#### [Your task]
Skip the pictures and quote all of the lines exactly.

=== Record list ===

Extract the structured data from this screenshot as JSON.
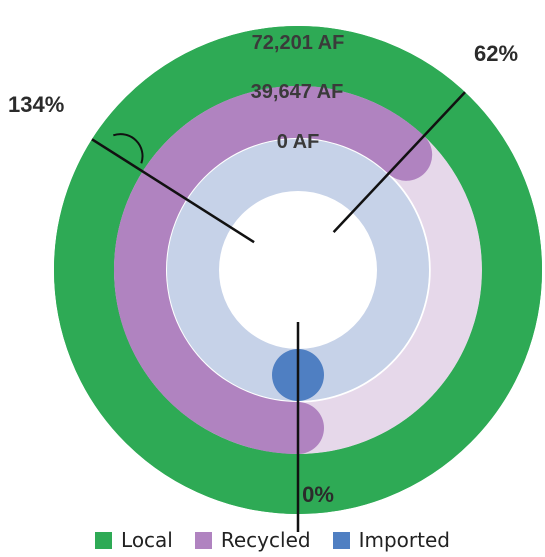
{
  "chart_data": {
    "type": "radial-bar",
    "title": "",
    "series": [
      {
        "name": "Local",
        "value_label": "72,201 AF",
        "percent_label": "134%",
        "percent": 134,
        "color": "#2eaa55",
        "track_color": "#2eaa55"
      },
      {
        "name": "Recycled",
        "value_label": "39,647 AF",
        "percent_label": "62%",
        "percent": 62,
        "color": "#b083c0",
        "track_color": "#e6d8ea"
      },
      {
        "name": "Imported",
        "value_label": "0 AF",
        "percent_label": "0%",
        "percent": 0,
        "color": "#4f7fc2",
        "track_color": "#c6d2e8"
      }
    ],
    "legend": {
      "placement": "bottom",
      "items": [
        "Local",
        "Recycled",
        "Imported"
      ]
    }
  }
}
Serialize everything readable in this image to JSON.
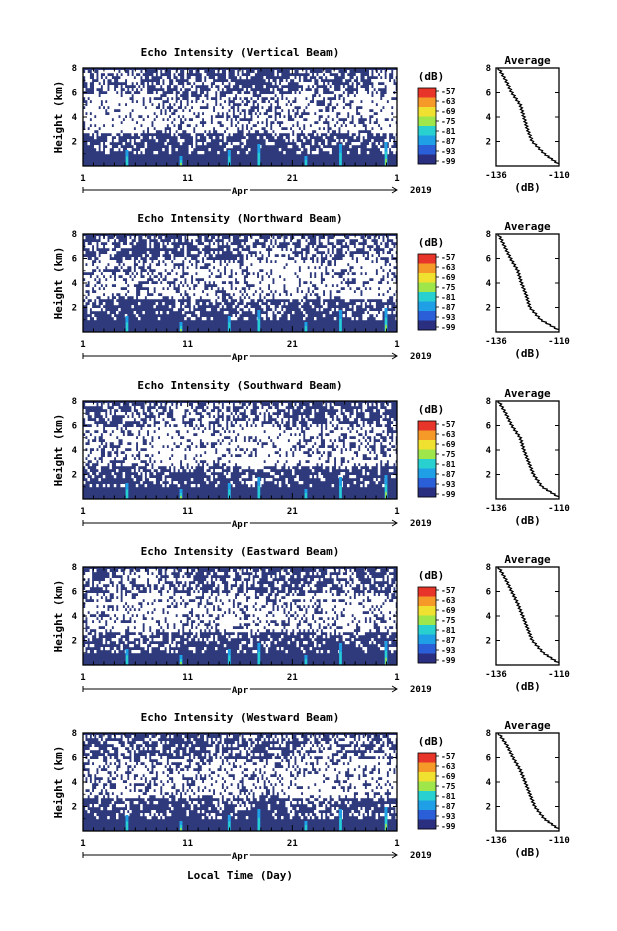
{
  "figure": {
    "xlabel": "Local Time (Day)",
    "month_label": "Apr",
    "year_label": "2019"
  },
  "chart_data": [
    {
      "type": "heatmap",
      "title": "Echo Intensity (Vertical Beam)",
      "ylabel": "Height (km)",
      "x_ticks": [
        "1",
        "11",
        "21",
        "1"
      ],
      "y_ticks": [
        "2",
        "4",
        "6",
        "8"
      ],
      "ylim": [
        0,
        8
      ],
      "colorbar": {
        "unit": "(dB)",
        "ticks": [
          "-57",
          "-63",
          "-69",
          "-75",
          "-81",
          "-87",
          "-93",
          "-99"
        ]
      },
      "profile": {
        "title": "Average",
        "xlabel": "(dB)",
        "x_ticks": [
          "-136",
          "-110"
        ],
        "y_ticks": [
          "2",
          "4",
          "6",
          "8"
        ],
        "xlim": [
          -136,
          -110
        ],
        "height_km": [
          0.2,
          1,
          2,
          3,
          4,
          5,
          6,
          7,
          8
        ],
        "values_db": [
          -110.5,
          -116,
          -121,
          -123,
          -124.5,
          -126,
          -129.5,
          -132,
          -135
        ]
      }
    },
    {
      "type": "heatmap",
      "title": "Echo Intensity (Northward Beam)",
      "ylabel": "Height (km)",
      "x_ticks": [
        "1",
        "11",
        "21",
        "1"
      ],
      "y_ticks": [
        "2",
        "4",
        "6",
        "8"
      ],
      "ylim": [
        0,
        8
      ],
      "colorbar": {
        "unit": "(dB)",
        "ticks": [
          "-57",
          "-63",
          "-69",
          "-75",
          "-81",
          "-87",
          "-93",
          "-99"
        ]
      },
      "profile": {
        "title": "Average",
        "xlabel": "(dB)",
        "x_ticks": [
          "-136",
          "-110"
        ],
        "y_ticks": [
          "2",
          "4",
          "6",
          "8"
        ],
        "xlim": [
          -136,
          -110
        ],
        "height_km": [
          0.2,
          1,
          2,
          3,
          4,
          5,
          6,
          7,
          8
        ],
        "values_db": [
          -110.5,
          -117.5,
          -122,
          -123.5,
          -125.5,
          -127,
          -130,
          -132.5,
          -135
        ]
      }
    },
    {
      "type": "heatmap",
      "title": "Echo Intensity (Southward Beam)",
      "ylabel": "Height (km)",
      "x_ticks": [
        "1",
        "11",
        "21",
        "1"
      ],
      "y_ticks": [
        "2",
        "4",
        "6",
        "8"
      ],
      "ylim": [
        0,
        8
      ],
      "colorbar": {
        "unit": "(dB)",
        "ticks": [
          "-57",
          "-63",
          "-69",
          "-75",
          "-81",
          "-87",
          "-93",
          "-99"
        ]
      },
      "profile": {
        "title": "Average",
        "xlabel": "(dB)",
        "x_ticks": [
          "-136",
          "-110"
        ],
        "y_ticks": [
          "2",
          "4",
          "6",
          "8"
        ],
        "xlim": [
          -136,
          -110
        ],
        "height_km": [
          0.2,
          1,
          2,
          3,
          4,
          5,
          6,
          7,
          8
        ],
        "values_db": [
          -110.5,
          -117,
          -120.5,
          -122.5,
          -124.5,
          -126,
          -129.5,
          -132,
          -135
        ]
      }
    },
    {
      "type": "heatmap",
      "title": "Echo Intensity (Eastward Beam)",
      "ylabel": "Height (km)",
      "x_ticks": [
        "1",
        "11",
        "21",
        "1"
      ],
      "y_ticks": [
        "2",
        "4",
        "6",
        "8"
      ],
      "ylim": [
        0,
        8
      ],
      "colorbar": {
        "unit": "(dB)",
        "ticks": [
          "-57",
          "-63",
          "-69",
          "-75",
          "-81",
          "-87",
          "-93",
          "-99"
        ]
      },
      "profile": {
        "title": "Average",
        "xlabel": "(dB)",
        "x_ticks": [
          "-136",
          "-110"
        ],
        "y_ticks": [
          "2",
          "4",
          "6",
          "8"
        ],
        "xlim": [
          -136,
          -110
        ],
        "height_km": [
          0.2,
          1,
          2,
          3,
          4,
          5,
          6,
          7,
          8
        ],
        "values_db": [
          -110.5,
          -116.5,
          -121,
          -123,
          -125,
          -127,
          -129.5,
          -132,
          -135
        ]
      }
    },
    {
      "type": "heatmap",
      "title": "Echo Intensity (Westward Beam)",
      "ylabel": "Height (km)",
      "x_ticks": [
        "1",
        "11",
        "21",
        "1"
      ],
      "y_ticks": [
        "2",
        "4",
        "6",
        "8"
      ],
      "ylim": [
        0,
        8
      ],
      "colorbar": {
        "unit": "(dB)",
        "ticks": [
          "-57",
          "-63",
          "-69",
          "-75",
          "-81",
          "-87",
          "-93",
          "-99"
        ]
      },
      "profile": {
        "title": "Average",
        "xlabel": "(dB)",
        "x_ticks": [
          "-136",
          "-110"
        ],
        "y_ticks": [
          "2",
          "4",
          "6",
          "8"
        ],
        "xlim": [
          -136,
          -110
        ],
        "height_km": [
          0.2,
          1,
          2,
          3,
          4,
          5,
          6,
          7,
          8
        ],
        "values_db": [
          -110.5,
          -116,
          -120,
          -122,
          -124,
          -126,
          -129,
          -131.5,
          -135
        ]
      }
    }
  ],
  "colors": {
    "background_echo": "#2e3a7c",
    "no_data": "#ffffff",
    "colormap": [
      "#2b2f7f",
      "#2b5fd8",
      "#1f9fe6",
      "#28d0d0",
      "#9ee64a",
      "#f0e030",
      "#f59a28",
      "#e8352a"
    ]
  }
}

===

#### [Response below]
Extract the structured data from this screenshot as JSON.
{
  "chart_data": {
    "type": "radial-bar",
    "title": "",
    "series": [
      {
        "name": "Local",
        "value_label": "72,201 AF",
        "percent_label": "134%",
        "percent": 134,
        "color": "#2eaa55",
        "track_color": "#2eaa55"
      },
      {
        "name": "Recycled",
        "value_label": "39,647 AF",
        "percent_label": "62%",
        "percent": 62,
        "color": "#b083c0",
        "track_color": "#e6d8ea"
      },
      {
        "name": "Imported",
        "value_label": "0 AF",
        "percent_label": "0%",
        "percent": 0,
        "color": "#4f7fc2",
        "track_color": "#c6d2e8"
      }
    ],
    "legend": {
      "placement": "bottom",
      "items": [
        "Local",
        "Recycled",
        "Imported"
      ]
    }
  }
}
Serialize everything readable in this image to JSON.
{
  "figure": {
    "xlabel": "Local Time (Day)",
    "month_label": "Apr",
    "year_label": "2019"
  },
  "chart_data": [
    {
      "type": "heatmap",
      "title": "Echo Intensity (Vertical Beam)",
      "ylabel": "Height (km)",
      "x_ticks": [
        "1",
        "11",
        "21",
        "1"
      ],
      "y_ticks": [
        "2",
        "4",
        "6",
        "8"
      ],
      "ylim": [
        0,
        8
      ],
      "colorbar": {
        "unit": "(dB)",
        "ticks": [
          "-57",
          "-63",
          "-69",
          "-75",
          "-81",
          "-87",
          "-93",
          "-99"
        ]
      },
      "profile": {
        "title": "Average",
        "xlabel": "(dB)",
        "x_ticks": [
          "-136",
          "-110"
        ],
        "y_ticks": [
          "2",
          "4",
          "6",
          "8"
        ],
        "xlim": [
          -136,
          -110
        ],
        "height_km": [
          0.2,
          1,
          2,
          3,
          4,
          5,
          6,
          7,
          8
        ],
        "values_db": [
          -110.5,
          -116,
          -121,
          -123,
          -124.5,
          -126,
          -129.5,
          -132,
          -135
        ]
      }
    },
    {
      "type": "heatmap",
      "title": "Echo Intensity (Northward Beam)",
      "ylabel": "Height (km)",
      "x_ticks": [
        "1",
        "11",
        "21",
        "1"
      ],
      "y_ticks": [
        "2",
        "4",
        "6",
        "8"
      ],
      "ylim": [
        0,
        8
      ],
      "colorbar": {
        "unit": "(dB)",
        "ticks": [
          "-57",
          "-63",
          "-69",
          "-75",
          "-81",
          "-87",
          "-93",
          "-99"
        ]
      },
      "profile": {
        "title": "Average",
        "xlabel": "(dB)",
        "x_ticks": [
          "-136",
          "-110"
        ],
        "y_ticks": [
          "2",
          "4",
          "6",
          "8"
        ],
        "xlim": [
          -136,
          -110
        ],
        "height_km": [
          0.2,
          1,
          2,
          3,
          4,
          5,
          6,
          7,
          8
        ],
        "values_db": [
          -110.5,
          -117.5,
          -122,
          -123.5,
          -125.5,
          -127,
          -130,
          -132.5,
          -135
        ]
      }
    },
    {
      "type": "heatmap",
      "title": "Echo Intensity (Southward Beam)",
      "ylabel": "Height (km)",
      "x_ticks": [
        "1",
        "11",
        "21",
        "1"
      ],
      "y_ticks": [
        "2",
        "4",
        "6",
        "8"
      ],
      "ylim": [
        0,
        8
      ],
      "colorbar": {
        "unit": "(dB)",
        "ticks": [
          "-57",
          "-63",
          "-69",
          "-75",
          "-81",
          "-87",
          "-93",
          "-99"
        ]
      },
      "profile": {
        "title": "Average",
        "xlabel": "(dB)",
        "x_ticks": [
          "-136",
          "-110"
        ],
        "y_ticks": [
          "2",
          "4",
          "6",
          "8"
        ],
        "xlim": [
          -136,
          -110
        ],
        "height_km": [
          0.2,
          1,
          2,
          3,
          4,
          5,
          6,
          7,
          8
        ],
        "values_db": [
          -110.5,
          -117,
          -120.5,
          -122.5,
          -124.5,
          -126,
          -129.5,
          -132,
          -135
        ]
      }
    },
    {
      "type": "heatmap",
      "title": "Echo Intensity (Eastward Beam)",
      "ylabel": "Height (km)",
      "x_ticks": [
        "1",
        "11",
        "21",
        "1"
      ],
      "y_ticks": [
        "2",
        "4",
        "6",
        "8"
      ],
      "ylim": [
        0,
        8
      ],
      "colorbar": {
        "unit": "(dB)",
        "ticks": [
          "-57",
          "-63",
          "-69",
          "-75",
          "-81",
          "-87",
          "-93",
          "-99"
        ]
      },
      "profile": {
        "title": "Average",
        "xlabel": "(dB)",
        "x_ticks": [
          "-136",
          "-110"
        ],
        "y_ticks": [
          "2",
          "4",
          "6",
          "8"
        ],
        "xlim": [
          -136,
          -110
        ],
        "height_km": [
          0.2,
          1,
          2,
          3,
          4,
          5,
          6,
          7,
          8
        ],
        "values_db": [
          -110.5,
          -116.5,
          -121,
          -123,
          -125,
          -127,
          -129.5,
          -132,
          -135
        ]
      }
    },
    {
      "type": "heatmap",
      "title": "Echo Intensity (Westward Beam)",
      "ylabel": "Height (km)",
      "x_ticks": [
        "1",
        "11",
        "21",
        "1"
      ],
      "y_ticks": [
        "2",
        "4",
        "6",
        "8"
      ],
      "ylim": [
        0,
        8
      ],
      "colorbar": {
        "unit": "(dB)",
        "ticks": [
          "-57",
          "-63",
          "-69",
          "-75",
          "-81",
          "-87",
          "-93",
          "-99"
        ]
      },
      "profile": {
        "title": "Average",
        "xlabel": "(dB)",
        "x_ticks": [
          "-136",
          "-110"
        ],
        "y_ticks": [
          "2",
          "4",
          "6",
          "8"
        ],
        "xlim": [
          -136,
          -110
        ],
        "height_km": [
          0.2,
          1,
          2,
          3,
          4,
          5,
          6,
          7,
          8
        ],
        "values_db": [
          -110.5,
          -116,
          -120,
          -122,
          -124,
          -126,
          -129,
          -131.5,
          -135
        ]
      }
    }
  ],
  "colors": {
    "background_echo": "#2e3a7c",
    "no_data": "#ffffff",
    "colormap": [
      "#2b2f7f",
      "#2b5fd8",
      "#1f9fe6",
      "#28d0d0",
      "#9ee64a",
      "#f0e030",
      "#f59a28",
      "#e8352a"
    ]
  }
}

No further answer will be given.